Reproduce the data below in full and exclude every picture.

====

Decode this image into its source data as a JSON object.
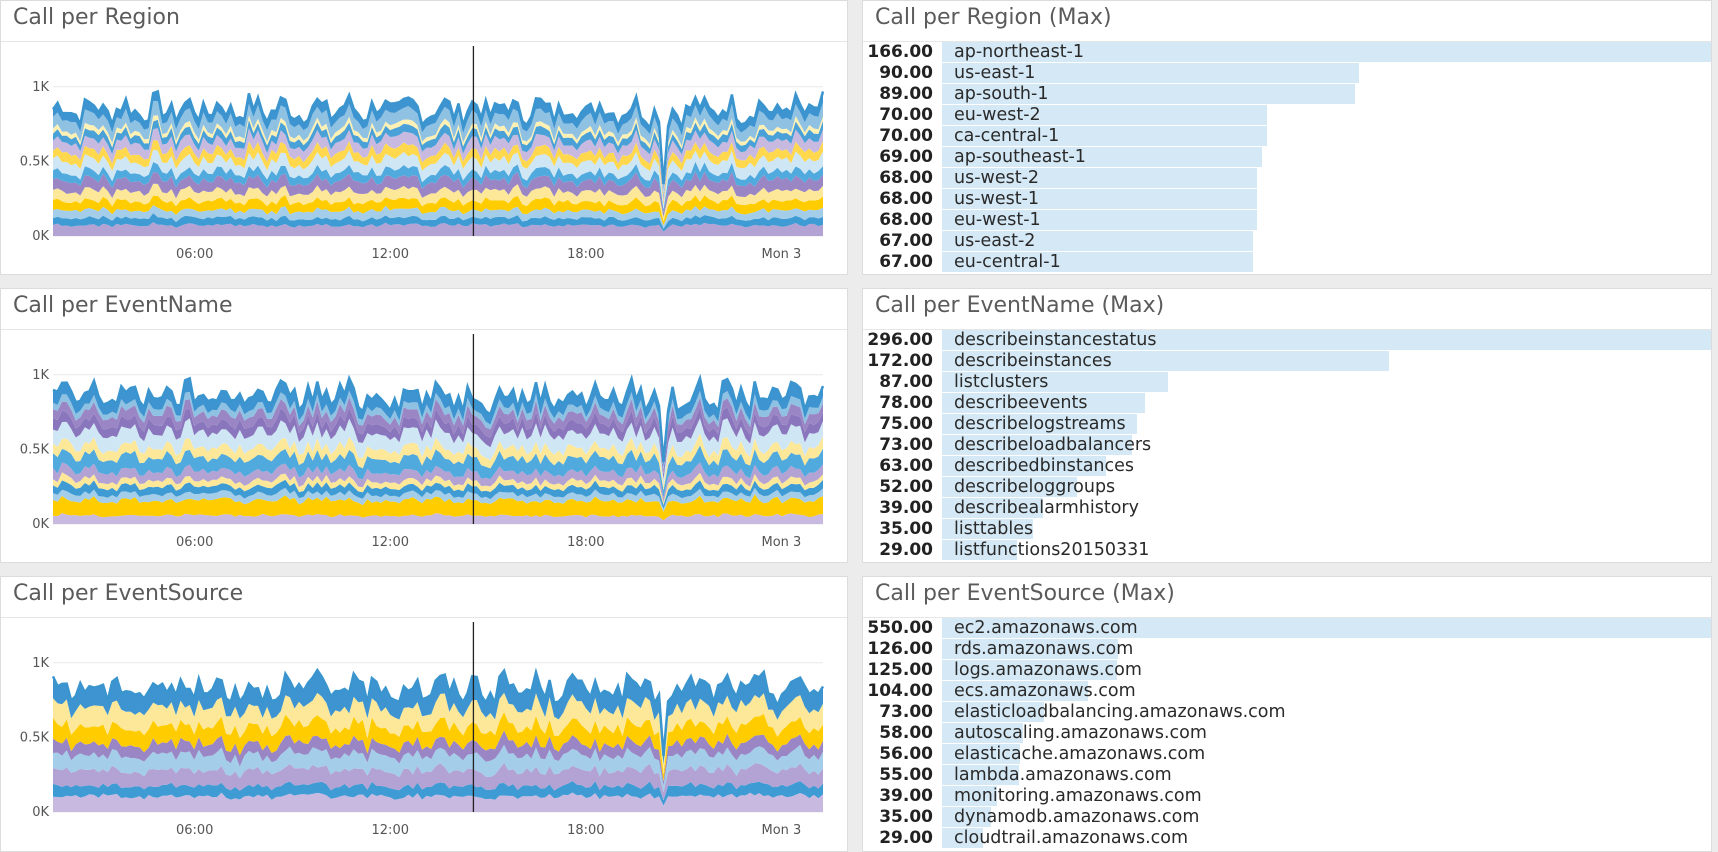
{
  "dashboard": {
    "panels": [
      {
        "title": "Call per Region",
        "chart_data": {
          "type": "area",
          "stacked": true,
          "title": "Call per Region",
          "x_ticks": [
            "06:00",
            "12:00",
            "18:00",
            "Mon 3"
          ],
          "y_ticks": [
            "0K",
            "0.5K",
            "1K"
          ],
          "ylim": [
            0,
            1300
          ],
          "cursor_label": "14:30",
          "series_colors": [
            "#b3a2d4",
            "#3f9bd4",
            "#a3cde8",
            "#ffcc00",
            "#fde89a",
            "#9a86c4",
            "#50aadd",
            "#cfe6f5",
            "#ffd84d",
            "#c8b9e0",
            "#4aa1d8",
            "#fff0b3",
            "#8fc1e3",
            "#3d94d0"
          ],
          "total_level": 850,
          "dip_depth": 0.6
        },
        "toplist": {
          "title": "Call per Region (Max)",
          "items": [
            {
              "value": "166.00",
              "label": "ap-northeast-1"
            },
            {
              "value": "90.00",
              "label": "us-east-1"
            },
            {
              "value": "89.00",
              "label": "ap-south-1"
            },
            {
              "value": "70.00",
              "label": "eu-west-2"
            },
            {
              "value": "70.00",
              "label": "ca-central-1"
            },
            {
              "value": "69.00",
              "label": "ap-southeast-1"
            },
            {
              "value": "68.00",
              "label": "us-west-2"
            },
            {
              "value": "68.00",
              "label": "us-west-1"
            },
            {
              "value": "68.00",
              "label": "eu-west-1"
            },
            {
              "value": "67.00",
              "label": "us-east-2"
            },
            {
              "value": "67.00",
              "label": "eu-central-1"
            }
          ]
        }
      },
      {
        "title": "Call per EventName",
        "chart_data": {
          "type": "area",
          "stacked": true,
          "title": "Call per EventName",
          "x_ticks": [
            "06:00",
            "12:00",
            "18:00",
            "Mon 3"
          ],
          "y_ticks": [
            "0K",
            "0.5K",
            "1K"
          ],
          "ylim": [
            0,
            1300
          ],
          "cursor_label": "14:30",
          "series_colors": [
            "#c8b9e0",
            "#ffcc00",
            "#a3cde8",
            "#3f9bd4",
            "#fde89a",
            "#b3a2d4",
            "#50aadd",
            "#fde89a",
            "#cfe6f5",
            "#8a76bd",
            "#9a86c4",
            "#8fc1e3",
            "#3d94d0"
          ],
          "total_level": 860,
          "dip_depth": 0.55
        },
        "toplist": {
          "title": "Call per EventName (Max)",
          "items": [
            {
              "value": "296.00",
              "label": "describeinstancestatus"
            },
            {
              "value": "172.00",
              "label": "describeinstances"
            },
            {
              "value": "87.00",
              "label": "listclusters"
            },
            {
              "value": "78.00",
              "label": "describeevents"
            },
            {
              "value": "75.00",
              "label": "describelogstreams"
            },
            {
              "value": "73.00",
              "label": "describeloadbalancers"
            },
            {
              "value": "63.00",
              "label": "describedbinstances"
            },
            {
              "value": "52.00",
              "label": "describeloggroups"
            },
            {
              "value": "39.00",
              "label": "describealarmhistory"
            },
            {
              "value": "35.00",
              "label": "listtables"
            },
            {
              "value": "29.00",
              "label": "listfunctions20150331"
            }
          ]
        }
      },
      {
        "title": "Call per EventSource",
        "chart_data": {
          "type": "area",
          "stacked": true,
          "title": "Call per EventSource",
          "x_ticks": [
            "06:00",
            "12:00",
            "18:00",
            "Mon 3"
          ],
          "y_ticks": [
            "0K",
            "0.5K",
            "1K"
          ],
          "ylim": [
            0,
            1300
          ],
          "cursor_label": "14:30",
          "series_colors": [
            "#c8b9e0",
            "#3f9bd4",
            "#b3a2d4",
            "#a3cde8",
            "#9a86c4",
            "#ffcc00",
            "#fde89a",
            "#3d94d0"
          ],
          "total_level": 830,
          "dip_depth": 0.6
        },
        "toplist": {
          "title": "Call per EventSource (Max)",
          "items": [
            {
              "value": "550.00",
              "label": "ec2.amazonaws.com"
            },
            {
              "value": "126.00",
              "label": "rds.amazonaws.com"
            },
            {
              "value": "125.00",
              "label": "logs.amazonaws.com"
            },
            {
              "value": "104.00",
              "label": "ecs.amazonaws.com"
            },
            {
              "value": "73.00",
              "label": "elasticloadbalancing.amazonaws.com"
            },
            {
              "value": "58.00",
              "label": "autoscaling.amazonaws.com"
            },
            {
              "value": "56.00",
              "label": "elasticache.amazonaws.com"
            },
            {
              "value": "55.00",
              "label": "lambda.amazonaws.com"
            },
            {
              "value": "39.00",
              "label": "monitoring.amazonaws.com"
            },
            {
              "value": "35.00",
              "label": "dynamodb.amazonaws.com"
            },
            {
              "value": "29.00",
              "label": "cloudtrail.amazonaws.com"
            }
          ]
        }
      }
    ]
  }
}
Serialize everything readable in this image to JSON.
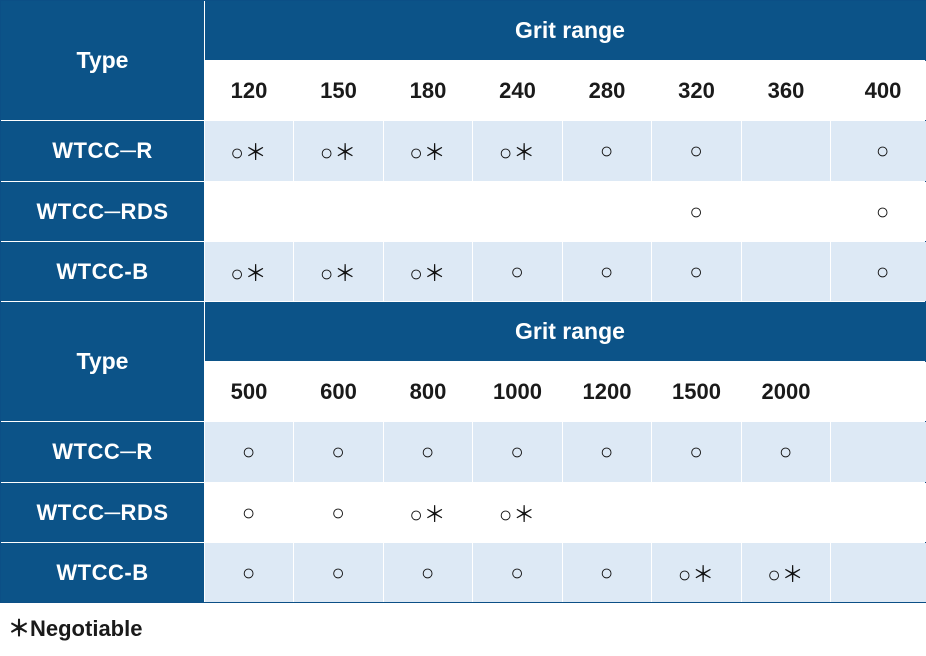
{
  "table1": {
    "type_header": "Type",
    "grit_header": "Grit range",
    "grits": [
      "120",
      "150",
      "180",
      "240",
      "280",
      "320",
      "360",
      "400"
    ],
    "rows": [
      {
        "label": "WTCC─R",
        "cells": [
          "○＊",
          "○＊",
          "○＊",
          "○＊",
          "○",
          "○",
          "",
          "○"
        ]
      },
      {
        "label": "WTCC─RDS",
        "cells": [
          "",
          "",
          "",
          "",
          "",
          "○",
          "",
          "○"
        ]
      },
      {
        "label": "WTCC-B",
        "cells": [
          "○＊",
          "○＊",
          "○＊",
          "○",
          "○",
          "○",
          "",
          "○"
        ]
      }
    ]
  },
  "table2": {
    "type_header": "Type",
    "grit_header": "Grit range",
    "grits": [
      "500",
      "600",
      "800",
      "1000",
      "1200",
      "1500",
      "2000",
      ""
    ],
    "rows": [
      {
        "label": "WTCC─R",
        "cells": [
          "○",
          "○",
          "○",
          "○",
          "○",
          "○",
          "○",
          ""
        ]
      },
      {
        "label": "WTCC─RDS",
        "cells": [
          "○",
          "○",
          "○＊",
          "○＊",
          "",
          "",
          "",
          ""
        ]
      },
      {
        "label": "WTCC-B",
        "cells": [
          "○",
          "○",
          "○",
          "○",
          "○",
          "○＊",
          "○＊",
          ""
        ]
      }
    ]
  },
  "footnote": "＊Negotiable",
  "colors": {
    "header_navy": "#0c5388",
    "alt_row": "#dde9f5",
    "white_row": "#ffffff"
  }
}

====

■ **FULL ANSWER**
Decode this image into its source data as a JSON object.
{
  "dashboard": {
    "panels": [
      {
        "title": "Call per Region",
        "chart_data": {
          "type": "area",
          "stacked": true,
          "title": "Call per Region",
          "x_ticks": [
            "06:00",
            "12:00",
            "18:00",
            "Mon 3"
          ],
          "y_ticks": [
            "0K",
            "0.5K",
            "1K"
          ],
          "ylim": [
            0,
            1300
          ],
          "cursor_label": "14:30",
          "series_colors": [
            "#b3a2d4",
            "#3f9bd4",
            "#a3cde8",
            "#ffcc00",
            "#fde89a",
            "#9a86c4",
            "#50aadd",
            "#cfe6f5",
            "#ffd84d",
            "#c8b9e0",
            "#4aa1d8",
            "#fff0b3",
            "#8fc1e3",
            "#3d94d0"
          ],
          "total_level": 850,
          "dip_depth": 0.6
        },
        "toplist": {
          "title": "Call per Region (Max)",
          "items": [
            {
              "value": "166.00",
              "label": "ap-northeast-1"
            },
            {
              "value": "90.00",
              "label": "us-east-1"
            },
            {
              "value": "89.00",
              "label": "ap-south-1"
            },
            {
              "value": "70.00",
              "label": "eu-west-2"
            },
            {
              "value": "70.00",
              "label": "ca-central-1"
            },
            {
              "value": "69.00",
              "label": "ap-southeast-1"
            },
            {
              "value": "68.00",
              "label": "us-west-2"
            },
            {
              "value": "68.00",
              "label": "us-west-1"
            },
            {
              "value": "68.00",
              "label": "eu-west-1"
            },
            {
              "value": "67.00",
              "label": "us-east-2"
            },
            {
              "value": "67.00",
              "label": "eu-central-1"
            }
          ]
        }
      },
      {
        "title": "Call per EventName",
        "chart_data": {
          "type": "area",
          "stacked": true,
          "title": "Call per EventName",
          "x_ticks": [
            "06:00",
            "12:00",
            "18:00",
            "Mon 3"
          ],
          "y_ticks": [
            "0K",
            "0.5K",
            "1K"
          ],
          "ylim": [
            0,
            1300
          ],
          "cursor_label": "14:30",
          "series_colors": [
            "#c8b9e0",
            "#ffcc00",
            "#a3cde8",
            "#3f9bd4",
            "#fde89a",
            "#b3a2d4",
            "#50aadd",
            "#fde89a",
            "#cfe6f5",
            "#8a76bd",
            "#9a86c4",
            "#8fc1e3",
            "#3d94d0"
          ],
          "total_level": 860,
          "dip_depth": 0.55
        },
        "toplist": {
          "title": "Call per EventName (Max)",
          "items": [
            {
              "value": "296.00",
              "label": "describeinstancestatus"
            },
            {
              "value": "172.00",
              "label": "describeinstances"
            },
            {
              "value": "87.00",
              "label": "listclusters"
            },
            {
              "value": "78.00",
              "label": "describeevents"
            },
            {
              "value": "75.00",
              "label": "describelogstreams"
            },
            {
              "value": "73.00",
              "label": "describeloadbalancers"
            },
            {
              "value": "63.00",
              "label": "describedbinstances"
            },
            {
              "value": "52.00",
              "label": "describeloggroups"
            },
            {
              "value": "39.00",
              "label": "describealarmhistory"
            },
            {
              "value": "35.00",
              "label": "listtables"
            },
            {
              "value": "29.00",
              "label": "listfunctions20150331"
            }
          ]
        }
      },
      {
        "title": "Call per EventSource",
        "chart_data": {
          "type": "area",
          "stacked": true,
          "title": "Call per EventSource",
          "x_ticks": [
            "06:00",
            "12:00",
            "18:00",
            "Mon 3"
          ],
          "y_ticks": [
            "0K",
            "0.5K",
            "1K"
          ],
          "ylim": [
            0,
            1300
          ],
          "cursor_label": "14:30",
          "series_colors": [
            "#c8b9e0",
            "#3f9bd4",
            "#b3a2d4",
            "#a3cde8",
            "#9a86c4",
            "#ffcc00",
            "#fde89a",
            "#3d94d0"
          ],
          "total_level": 830,
          "dip_depth": 0.6
        },
        "toplist": {
          "title": "Call per EventSource (Max)",
          "items": [
            {
              "value": "550.00",
              "label": "ec2.amazonaws.com"
            },
            {
              "value": "126.00",
              "label": "rds.amazonaws.com"
            },
            {
              "value": "125.00",
              "label": "logs.amazonaws.com"
            },
            {
              "value": "104.00",
              "label": "ecs.amazonaws.com"
            },
            {
              "value": "73.00",
              "label": "elasticloadbalancing.amazonaws.com"
            },
            {
              "value": "58.00",
              "label": "autoscaling.amazonaws.com"
            },
            {
              "value": "56.00",
              "label": "elasticache.amazonaws.com"
            },
            {
              "value": "55.00",
              "label": "lambda.amazonaws.com"
            },
            {
              "value": "39.00",
              "label": "monitoring.amazonaws.com"
            },
            {
              "value": "35.00",
              "label": "dynamodb.amazonaws.com"
            },
            {
              "value": "29.00",
              "label": "cloudtrail.amazonaws.com"
            }
          ]
        }
      }
    ]
  }
}
Serialize everything readable in this image to JSON.
{
  "table1": {
    "type_header": "Type",
    "grit_header": "Grit range",
    "grits": [
      "120",
      "150",
      "180",
      "240",
      "280",
      "320",
      "360",
      "400"
    ],
    "rows": [
      {
        "label": "WTCC─R",
        "cells": [
          "○＊",
          "○＊",
          "○＊",
          "○＊",
          "○",
          "○",
          "",
          "○"
        ]
      },
      {
        "label": "WTCC─RDS",
        "cells": [
          "",
          "",
          "",
          "",
          "",
          "○",
          "",
          "○"
        ]
      },
      {
        "label": "WTCC-B",
        "cells": [
          "○＊",
          "○＊",
          "○＊",
          "○",
          "○",
          "○",
          "",
          "○"
        ]
      }
    ]
  },
  "table2": {
    "type_header": "Type",
    "grit_header": "Grit range",
    "grits": [
      "500",
      "600",
      "800",
      "1000",
      "1200",
      "1500",
      "2000",
      ""
    ],
    "rows": [
      {
        "label": "WTCC─R",
        "cells": [
          "○",
          "○",
          "○",
          "○",
          "○",
          "○",
          "○",
          ""
        ]
      },
      {
        "label": "WTCC─RDS",
        "cells": [
          "○",
          "○",
          "○＊",
          "○＊",
          "",
          "",
          "",
          ""
        ]
      },
      {
        "label": "WTCC-B",
        "cells": [
          "○",
          "○",
          "○",
          "○",
          "○",
          "○＊",
          "○＊",
          ""
        ]
      }
    ]
  },
  "footnote": "＊Negotiable",
  "colors": {
    "header_navy": "#0c5388",
    "alt_row": "#dde9f5",
    "white_row": "#ffffff"
  }
}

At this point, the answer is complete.